(Task requirements) Return the listing below word for word.

* begin Data provided *

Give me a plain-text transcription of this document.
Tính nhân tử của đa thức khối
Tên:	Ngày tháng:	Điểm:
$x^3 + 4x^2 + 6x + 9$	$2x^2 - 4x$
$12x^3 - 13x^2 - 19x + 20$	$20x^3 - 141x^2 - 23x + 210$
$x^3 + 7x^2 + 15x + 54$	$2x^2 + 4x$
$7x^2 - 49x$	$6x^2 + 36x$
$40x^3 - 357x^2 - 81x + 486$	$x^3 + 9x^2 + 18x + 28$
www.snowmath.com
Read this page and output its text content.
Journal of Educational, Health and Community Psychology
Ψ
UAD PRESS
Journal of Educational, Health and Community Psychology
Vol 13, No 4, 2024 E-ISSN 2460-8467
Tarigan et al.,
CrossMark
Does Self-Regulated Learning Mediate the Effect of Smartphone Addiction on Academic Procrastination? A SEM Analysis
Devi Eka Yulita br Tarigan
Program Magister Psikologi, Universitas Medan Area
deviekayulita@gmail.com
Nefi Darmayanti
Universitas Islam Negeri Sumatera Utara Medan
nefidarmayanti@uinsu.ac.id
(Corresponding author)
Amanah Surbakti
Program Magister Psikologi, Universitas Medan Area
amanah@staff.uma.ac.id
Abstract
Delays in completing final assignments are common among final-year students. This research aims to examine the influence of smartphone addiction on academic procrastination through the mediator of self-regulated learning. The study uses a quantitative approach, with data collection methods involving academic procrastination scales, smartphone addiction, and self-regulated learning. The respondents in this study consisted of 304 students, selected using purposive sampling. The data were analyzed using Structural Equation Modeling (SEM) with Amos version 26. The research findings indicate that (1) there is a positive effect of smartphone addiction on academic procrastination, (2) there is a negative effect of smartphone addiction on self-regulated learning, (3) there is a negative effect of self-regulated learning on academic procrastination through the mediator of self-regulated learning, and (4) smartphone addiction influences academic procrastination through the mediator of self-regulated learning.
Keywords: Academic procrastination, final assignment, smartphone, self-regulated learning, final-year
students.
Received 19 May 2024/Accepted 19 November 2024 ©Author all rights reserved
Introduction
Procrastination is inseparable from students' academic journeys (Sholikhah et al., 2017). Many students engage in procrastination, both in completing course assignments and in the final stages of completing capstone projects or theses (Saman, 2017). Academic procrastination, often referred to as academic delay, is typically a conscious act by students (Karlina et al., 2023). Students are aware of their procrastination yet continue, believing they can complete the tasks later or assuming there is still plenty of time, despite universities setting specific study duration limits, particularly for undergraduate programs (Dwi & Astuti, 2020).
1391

* end Data provided *

(Result)
Give me a plain-text transcription of this document.
Tính nhân tử của đa thức khối
Tên:	Ngày tháng:	Điểm:
$x^3 + 4x^2 + 6x + 9$	$2x^2 - 4x$
$12x^3 - 13x^2 - 19x + 20$	$20x^3 - 141x^2 - 23x + 210$
$x^3 + 7x^2 + 15x + 54$	$2x^2 + 4x$
$7x^2 - 49x$	$6x^2 + 36x$
$40x^3 - 357x^2 - 81x + 486$	$x^3 + 9x^2 + 18x + 28$
www.snowmath.com
Read this page and output its text content.
Journal of Educational, Health and Community Psychology
Ψ
UAD PRESS
Journal of Educational, Health and Community Psychology
Vol 13, No 4, 2024 E-ISSN 2460-8467
Tarigan et al.,
CrossMark
Does Self-Regulated Learning Mediate the Effect of Smartphone Addiction on Academic Procrastination? A SEM Analysis
Devi Eka Yulita br Tarigan
Program Magister Psikologi, Universitas Medan Area
deviekayulita@gmail.com
Nefi Darmayanti
Universitas Islam Negeri Sumatera Utara Medan
nefidarmayanti@uinsu.ac.id
(Corresponding author)
Amanah Surbakti
Program Magister Psikologi, Universitas Medan Area
amanah@staff.uma.ac.id
Abstract
Delays in completing final assignments are common among final-year students. This research aims to examine the influence of smartphone addiction on academic procrastination through the mediator of self-regulated learning. The study uses a quantitative approach, with data collection methods involving academic procrastination scales, smartphone addiction, and self-regulated learning. The respondents in this study consisted of 304 students, selected using purposive sampling. The data were analyzed using Structural Equation Modeling (SEM) with Amos version 26. The research findings indicate that (1) there is a positive effect of smartphone addiction on academic procrastination, (2) there is a negative effect of smartphone addiction on self-regulated learning, (3) there is a negative effect of self-regulated learning on academic procrastination through the mediator of self-regulated learning, and (4) smartphone addiction influences academic procrastination through the mediator of self-regulated learning.
Keywords: Academic procrastination, final assignment, smartphone, self-regulated learning, final-year
students.
Received 19 May 2024/Accepted 19 November 2024 ©Author all rights reserved
Introduction
Procrastination is inseparable from students' academic journeys (Sholikhah et al., 2017). Many students engage in procrastination, both in completing course assignments and in the final stages of completing capstone projects or theses (Saman, 2017). Academic procrastination, often referred to as academic delay, is typically a conscious act by students (Karlina et al., 2023). Students are aware of their procrastination yet continue, believing they can complete the tasks later or assuming there is still plenty of time, despite universities setting specific study duration limits, particularly for undergraduate programs (Dwi & Astuti, 2020).
1391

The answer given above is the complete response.